▶ _REQUIRED WORK_
Lines containing "text" are to be counted. Give the number and nothing more.

* * * * * * * * *

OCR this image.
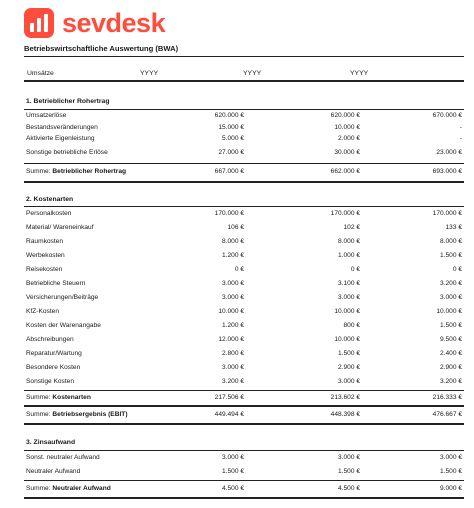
sevdesk
Betriebswirtschaftliche Auswertung (BWA)
Umsätze	YYYY	YYYY	YYYY
1. Betrieblicher Rohertrag
Umsatzerlöse	620.000 €	620.000 €	670.000 €
Bestandsveränderungen	15.000 €	10.000 €	-
Aktivierte Eigenleistung	5.000 €	2.000 €	-
Sonstige betriebliche Erlöse	27.000 €	30.000 €	23.000 €
Summe: Betrieblicher Rohertrag	667.000 €	662.000 €	693.000 €
2. Kostenarten
Personalkosten	170.000 €	170.000 €	170.000 €
Material/ Wareneinkauf	106 €	102 €	133 €
Raumkosten	8.000 €	8.000 €	8.000 €
Werbekosten	1.200 €	1.000 €	1.500 €
Reisekosten	0 €	0 €	0 €
Betriebliche Steuern	3.000 €	3.100 €	3.200 €
Versicherungen/Beiträge	3.000 €	3.000 €	3.000 €
KfZ-Kosten	10.000 €	10.000 €	10.000 €
Kosten der Warenangabe	1.200 €	800 €	1.500 €
Abschreibungen	12.000 €	10.000 €	9.500 €
Reparatur/Wartung	2.800 €	1.500 €	2.400 €
Besondere Kosten	3.000 €	2.900 €	2.900 €
Sonstige Kosten	3.200 €	3.000 €	3.200 €
Summe: Kostenarten	217.506 €	213.602 €	216.333 €
Summe: Betriebsergebnis (EBIT)	449.494 €	448.398 €	476.667 €
3. Zinsaufwand
Sonst. neutraler Aufwand	3.000 €	3.000 €	3.000 €
Neutraler Aufwand	1.500 €	1.500 €	1.500 €
Summe: Neutraler Aufwand	4.500 €	4.500 €	9.000 €
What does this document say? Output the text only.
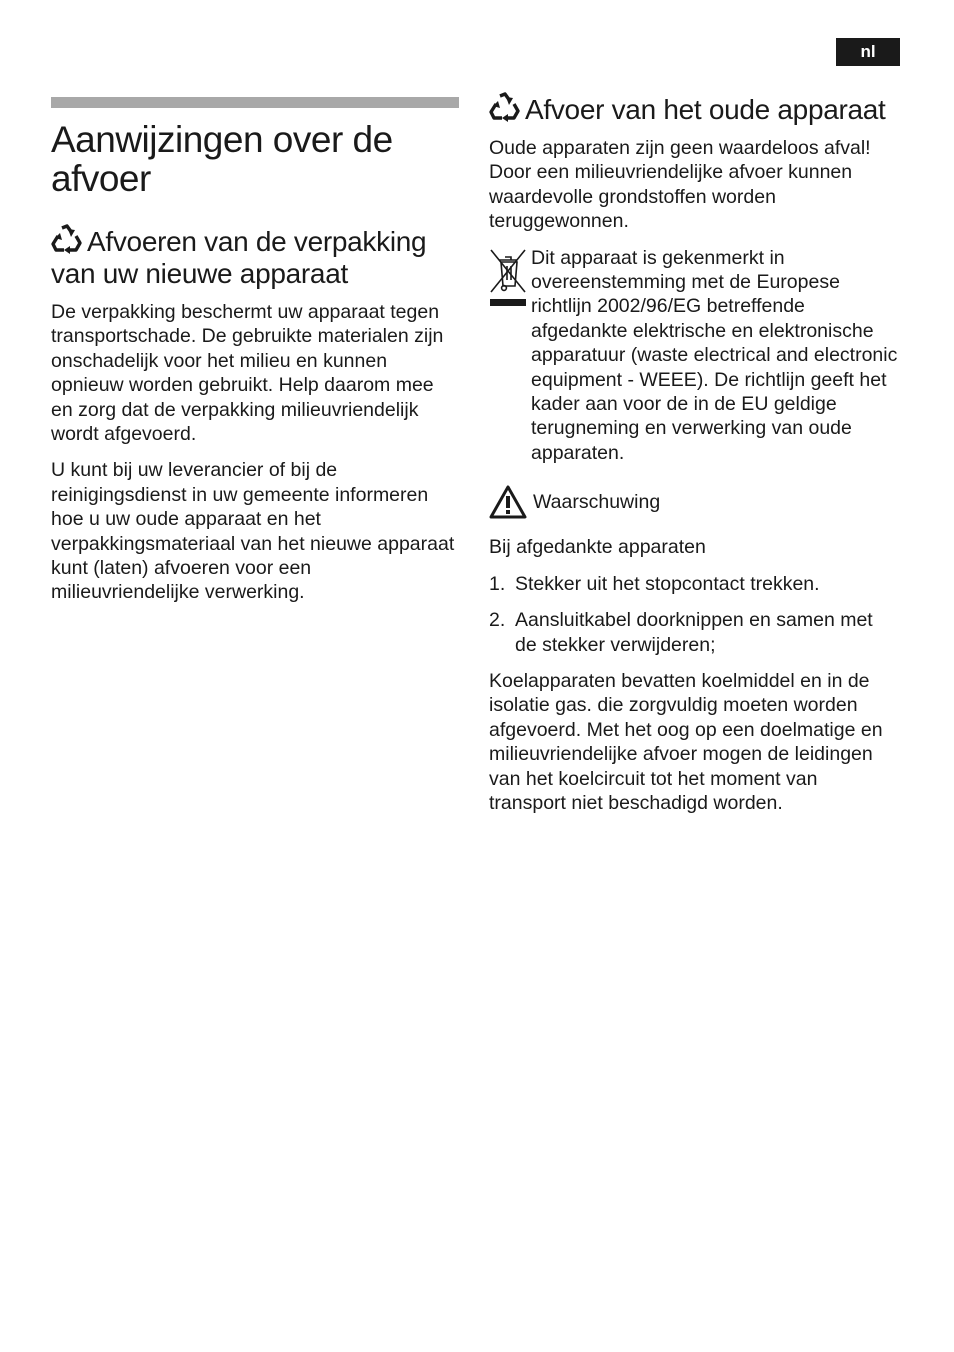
nl
Aanwijzingen over de afvoer
Afvoeren van de verpakking van uw nieuwe apparaat

De verpakking beschermt uw apparaat tegen transportschade. De gebruikte materialen zijn onschadelijk voor het milieu en kunnen opnieuw worden gebruikt. Help daarom mee en zorg dat de verpakking milieuvriendelijk wordt afgevoerd.

U kunt bij uw leverancier of bij de reinigingsdienst in uw gemeente informeren hoe u uw oude apparaat en het verpakkingsmateriaal van het nieuwe apparaat kunt (laten) afvoeren voor een milieuvriendelijke verwerking.

Afvoer van het oude apparaat

Oude apparaten zijn geen waardeloos afval! Door een milieuvriendelijke afvoer kunnen waardevolle grondstoffen worden teruggewonnen.

Dit apparaat is gekenmerkt in overeenstemming met de Europese richtlijn 2002/96/EG betreffende afgedankte elektrische en elektronische apparatuur (waste electrical and electronic equipment - WEEE). De richtlijn geeft het kader aan voor de in de EU geldige terugneming en verwerking van oude apparaten.

Waarschuwing

Bij afgedankte apparaten

1. Stekker uit het stopcontact trekken.
2. Aansluitkabel doorknippen en samen met de stekker verwijderen;

Koelapparaten bevatten koelmiddel en in de isolatie gas. die zorgvuldig moeten worden afgevoerd. Met het oog op een doelmatige en milieuvriendelijke afvoer mogen de leidingen van het koelcircuit tot het moment van transport niet beschadigd worden.
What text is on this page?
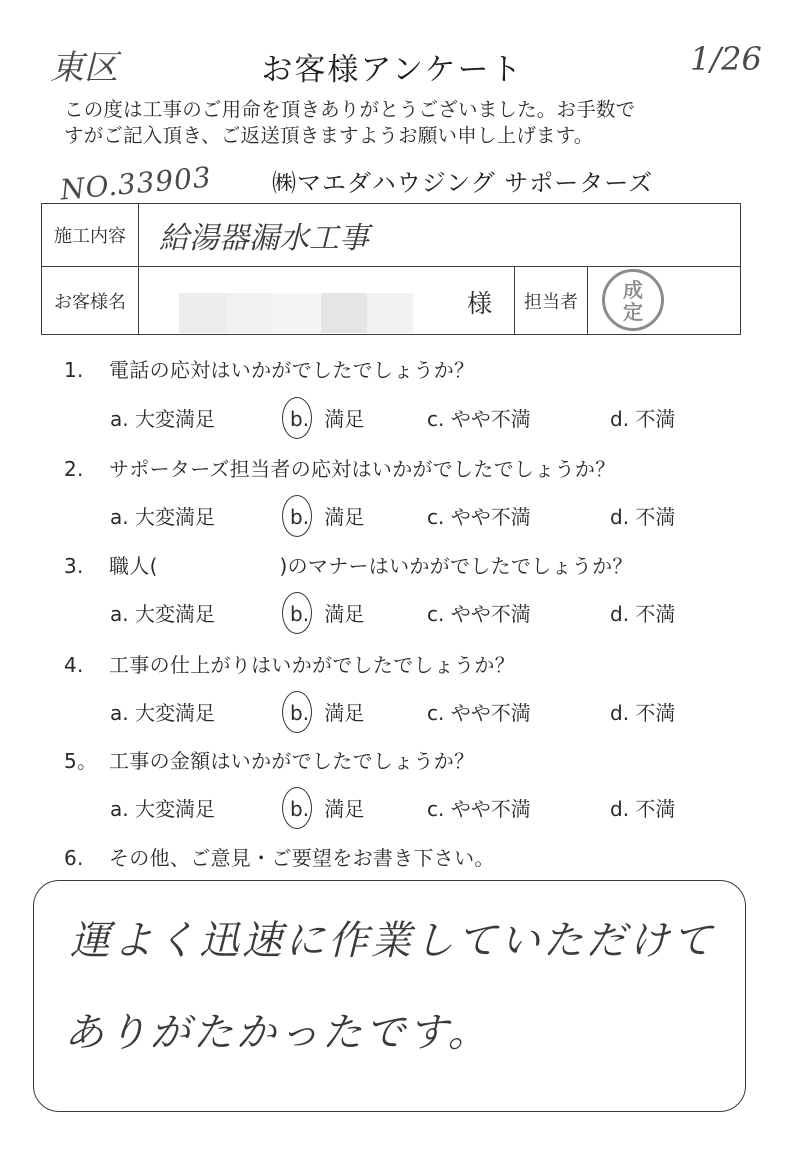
東区	お客様アンケート	1/26
この度は工事のご用命を頂きありがとうございました。お手数で
すがご記入頂き、ご返送頂きますようお願い申し上げます。
NO.33903 ㈱マエダハウジング サポーターズ
施工内容	給湯器漏水工事		
お客様名	様	担当者	成
定
1. 電話の応対はいかがでしたでしょうか？
a. 大変満足	b. 満足	c. やや不満	d. 不満
2. サポーターズ担当者の応対はいかがでしたでしょうか？
a. 大変満足	b. 満足	c. やや不満	d. 不満
3. 職人(　　　　　　)のマナーはいかがでしたでしょうか？
a. 大変満足	b. 満足	c. やや不満	d. 不満
4. 工事の仕上がりはいかがでしたでしょうか？
a. 大変満足	b. 満足	c. やや不満	d. 不満
5。 工事の金額はいかがでしたでしょうか？
a. 大変満足	b. 満足	c. やや不満	d. 不満
6. その他、ご意見・ご要望をお書き下さい。
運よく迅速に作業していただけて
ありがたかったです。
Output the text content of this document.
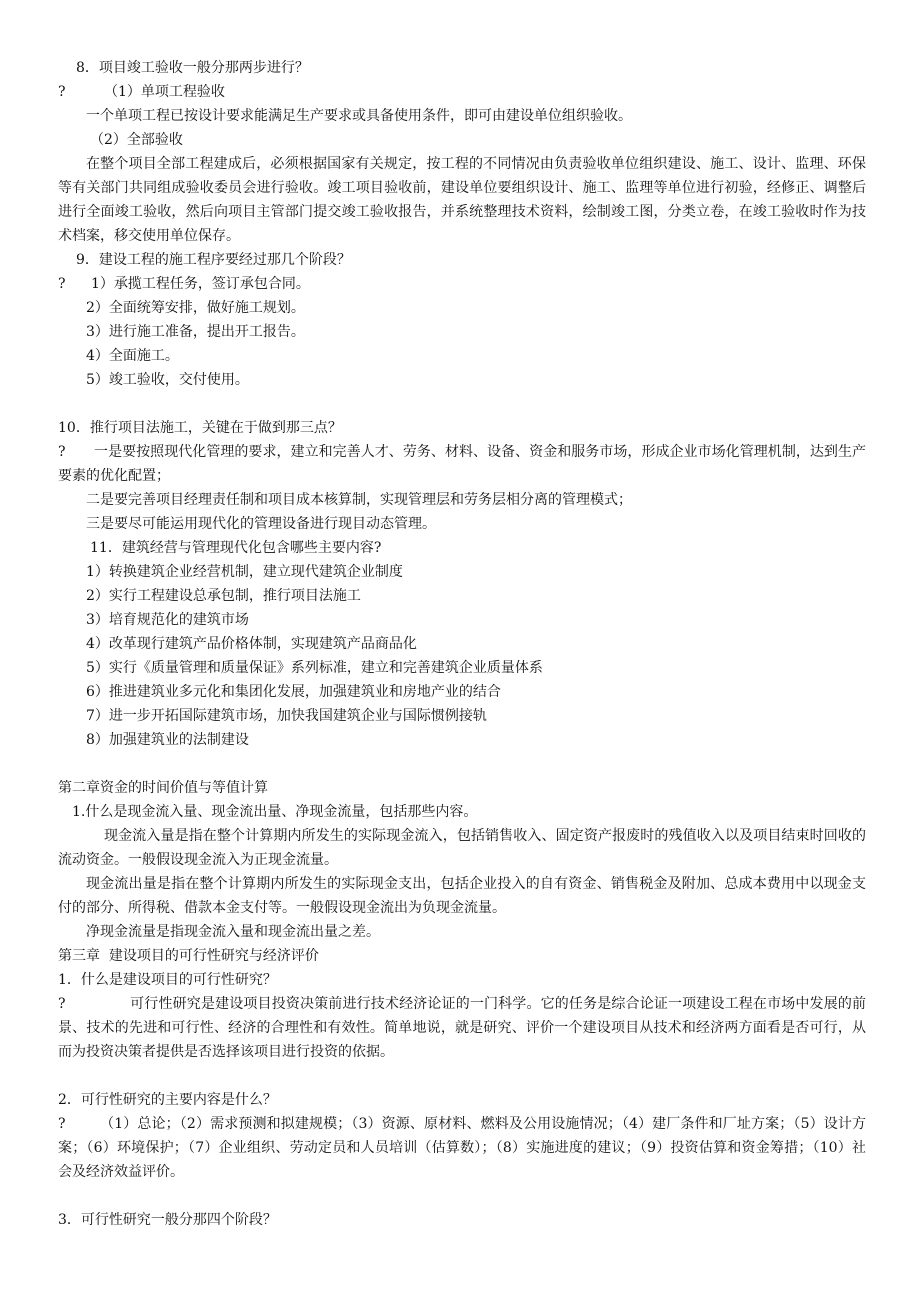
8．项目竣工验收一般分那两步进行？
?	（1）单项工程验收
一个单项工程已按设计要求能满足生产要求或具备使用条件，即可由建设单位组织验收。
（2）全部验收
在整个项目全部工程建成后，必须根据国家有关规定，按工程的不同情况由负责验收单位组织建设、施工、设计、监理、环保等有关部门共同组成验收委员会进行验收。竣工项目验收前，建设单位要组织设计、施工、监理等单位进行初验，经修正、调整后进行全面竣工验收，然后向项目主管部门提交竣工验收报告，并系统整理技术资料，绘制竣工图，分类立卷，在竣工验收时作为技术档案，移交使用单位保存。
9．建设工程的施工程序要经过那几个阶段？
? 1）承揽工程任务，签订承包合同。
2）全面统筹安排，做好施工规划。
3）进行施工准备，提出开工报告。
4）全面施工。
5）竣工验收，交付使用。
10．推行项目法施工，关键在于做到那三点？
? 一是要按照现代化管理的要求，建立和完善人才、劳务、材料、设备、资金和服务市场，形成企业市场化管理机制，达到生产要素的优化配置；
二是要完善项目经理责任制和项目成本核算制，实现管理层和劳务层相分离的管理模式；
三是要尽可能运用现代化的管理设备进行现目动态管理。
11．建筑经营与管理现代化包含哪些主要内容?
1）转换建筑企业经营机制，建立现代建筑企业制度
2）实行工程建设总承包制，推行项目法施工
3）培育规范化的建筑市场
4）改革现行建筑产品价格体制，实现建筑产品商品化
5）实行《质量管理和质量保证》系列标准，建立和完善建筑企业质量体系
6）推进建筑业多元化和集团化发展，加强建筑业和房地产业的结合
7）进一步开拓国际建筑市场，加快我国建筑企业与国际惯例接轨
8）加强建筑业的法制建设
第二章资金的时间价值与等值计算
1.什么是现金流入量、现金流出量、净现金流量，包括那些内容。
现金流入量是指在整个计算期内所发生的实际现金流入，包括销售收入、固定资产报废时的残值收入以及项目结束时回收的流动资金。一般假设现金流入为正现金流量。
现金流出量是指在整个计算期内所发生的实际现金支出，包括企业投入的自有资金、销售税金及附加、总成本费用中以现金支付的部分、所得税、借款本金支付等。一般假设现金流出为负现金流量。
净现金流量是指现金流入量和现金流出量之差。
第三章  建设项目的可行性研究与经济评价
1．什么是建设项目的可行性研究？
?	可行性研究是建设项目投资决策前进行技术经济论证的一门科学。它的任务是综合论证一项建设工程在市场中发展的前景、技术的先进和可行性、经济的合理性和有效性。简单地说，就是研究、评价一个建设项目从技术和经济两方面看是否可行，从而为投资决策者提供是否选择该项目进行投资的依据。
2．可行性研究的主要内容是什么？
? （1）总论；（2）需求预测和拟建规模；（3）资源、原材料、燃料及公用设施情况；（4）建厂条件和厂址方案；（5）设计方案；（6）环境保护；（7）企业组织、劳动定员和人员培训（估算数）；（8）实施进度的建议；（9）投资估算和资金筹措；（10）社会及经济效益评价。
3．可行性研究一般分那四个阶段？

* * * * * * * * *

▶ _TASK OUTPUT_
3